Exercise data:
* * * *

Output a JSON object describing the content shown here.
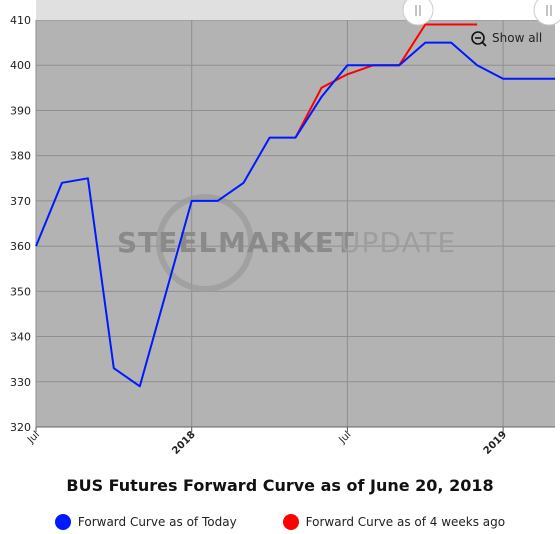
{
  "chart_data": {
    "type": "line",
    "title": "BUS Futures Forward Curve as of June 20, 2018",
    "xlabel": "",
    "ylabel": "",
    "ylim": [
      320,
      410
    ],
    "yticks": [
      320,
      330,
      340,
      350,
      360,
      370,
      380,
      390,
      400,
      410
    ],
    "xlim": [
      "2017-07",
      "2019-03"
    ],
    "xticks": [
      {
        "x": "2017-07",
        "label": "Jul",
        "bold": false
      },
      {
        "x": "2018-01",
        "label": "2018",
        "bold": true
      },
      {
        "x": "2018-07",
        "label": "Jul",
        "bold": false
      },
      {
        "x": "2019-01",
        "label": "2019",
        "bold": true
      }
    ],
    "grid": true,
    "legend_position": "bottom",
    "series": [
      {
        "name": "Forward Curve as of Today",
        "color": "#0019ff",
        "points": [
          {
            "x": "2017-07",
            "y": 360
          },
          {
            "x": "2017-08",
            "y": 374
          },
          {
            "x": "2017-09",
            "y": 375
          },
          {
            "x": "2017-10",
            "y": 333
          },
          {
            "x": "2017-11",
            "y": 329
          },
          {
            "x": "2018-01",
            "y": 370
          },
          {
            "x": "2018-02",
            "y": 370
          },
          {
            "x": "2018-03",
            "y": 374
          },
          {
            "x": "2018-04",
            "y": 384
          },
          {
            "x": "2018-05",
            "y": 384
          },
          {
            "x": "2018-06",
            "y": 393
          },
          {
            "x": "2018-07",
            "y": 400
          },
          {
            "x": "2018-08",
            "y": 400
          },
          {
            "x": "2018-09",
            "y": 400
          },
          {
            "x": "2018-10",
            "y": 405
          },
          {
            "x": "2018-11",
            "y": 405
          },
          {
            "x": "2018-12",
            "y": 400
          },
          {
            "x": "2019-01",
            "y": 397
          },
          {
            "x": "2019-02",
            "y": 397
          },
          {
            "x": "2019-03",
            "y": 397
          }
        ]
      },
      {
        "name": "Forward Curve as of 4 weeks ago",
        "color": "#ff0000",
        "points": [
          {
            "x": "2018-05",
            "y": 384
          },
          {
            "x": "2018-06",
            "y": 395
          },
          {
            "x": "2018-07",
            "y": 398
          },
          {
            "x": "2018-08",
            "y": 400
          },
          {
            "x": "2018-09",
            "y": 400
          },
          {
            "x": "2018-10",
            "y": 409
          },
          {
            "x": "2018-11",
            "y": 409
          },
          {
            "x": "2018-12",
            "y": 409
          }
        ]
      }
    ]
  },
  "watermark": {
    "part1": "STEEL",
    "part2": "MARKET",
    "part3": "UPDATE"
  },
  "controls": {
    "show_all_label": "Show all"
  },
  "colors": {
    "plot_bg": "#b3b3b3",
    "grid": "#8f8f8f",
    "navigator": "#e0e0e0"
  }
}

* * * *

Stated exercise: From the entries above, output every line exactly and omit any image.

In response:
Output a JSON object describing the content shown here.
{
  "chart_data": {
    "type": "line",
    "title": "BUS Futures Forward Curve as of June 20, 2018",
    "xlabel": "",
    "ylabel": "",
    "ylim": [
      320,
      410
    ],
    "yticks": [
      320,
      330,
      340,
      350,
      360,
      370,
      380,
      390,
      400,
      410
    ],
    "xlim": [
      "2017-07",
      "2019-03"
    ],
    "xticks": [
      {
        "x": "2017-07",
        "label": "Jul",
        "bold": false
      },
      {
        "x": "2018-01",
        "label": "2018",
        "bold": true
      },
      {
        "x": "2018-07",
        "label": "Jul",
        "bold": false
      },
      {
        "x": "2019-01",
        "label": "2019",
        "bold": true
      }
    ],
    "grid": true,
    "legend_position": "bottom",
    "series": [
      {
        "name": "Forward Curve as of Today",
        "color": "#0019ff",
        "points": [
          {
            "x": "2017-07",
            "y": 360
          },
          {
            "x": "2017-08",
            "y": 374
          },
          {
            "x": "2017-09",
            "y": 375
          },
          {
            "x": "2017-10",
            "y": 333
          },
          {
            "x": "2017-11",
            "y": 329
          },
          {
            "x": "2018-01",
            "y": 370
          },
          {
            "x": "2018-02",
            "y": 370
          },
          {
            "x": "2018-03",
            "y": 374
          },
          {
            "x": "2018-04",
            "y": 384
          },
          {
            "x": "2018-05",
            "y": 384
          },
          {
            "x": "2018-06",
            "y": 393
          },
          {
            "x": "2018-07",
            "y": 400
          },
          {
            "x": "2018-08",
            "y": 400
          },
          {
            "x": "2018-09",
            "y": 400
          },
          {
            "x": "2018-10",
            "y": 405
          },
          {
            "x": "2018-11",
            "y": 405
          },
          {
            "x": "2018-12",
            "y": 400
          },
          {
            "x": "2019-01",
            "y": 397
          },
          {
            "x": "2019-02",
            "y": 397
          },
          {
            "x": "2019-03",
            "y": 397
          }
        ]
      },
      {
        "name": "Forward Curve as of 4 weeks ago",
        "color": "#ff0000",
        "points": [
          {
            "x": "2018-05",
            "y": 384
          },
          {
            "x": "2018-06",
            "y": 395
          },
          {
            "x": "2018-07",
            "y": 398
          },
          {
            "x": "2018-08",
            "y": 400
          },
          {
            "x": "2018-09",
            "y": 400
          },
          {
            "x": "2018-10",
            "y": 409
          },
          {
            "x": "2018-11",
            "y": 409
          },
          {
            "x": "2018-12",
            "y": 409
          }
        ]
      }
    ]
  },
  "watermark": {
    "part1": "STEEL",
    "part2": "MARKET",
    "part3": "UPDATE"
  },
  "controls": {
    "show_all_label": "Show all"
  },
  "colors": {
    "plot_bg": "#b3b3b3",
    "grid": "#8f8f8f",
    "navigator": "#e0e0e0"
  }
}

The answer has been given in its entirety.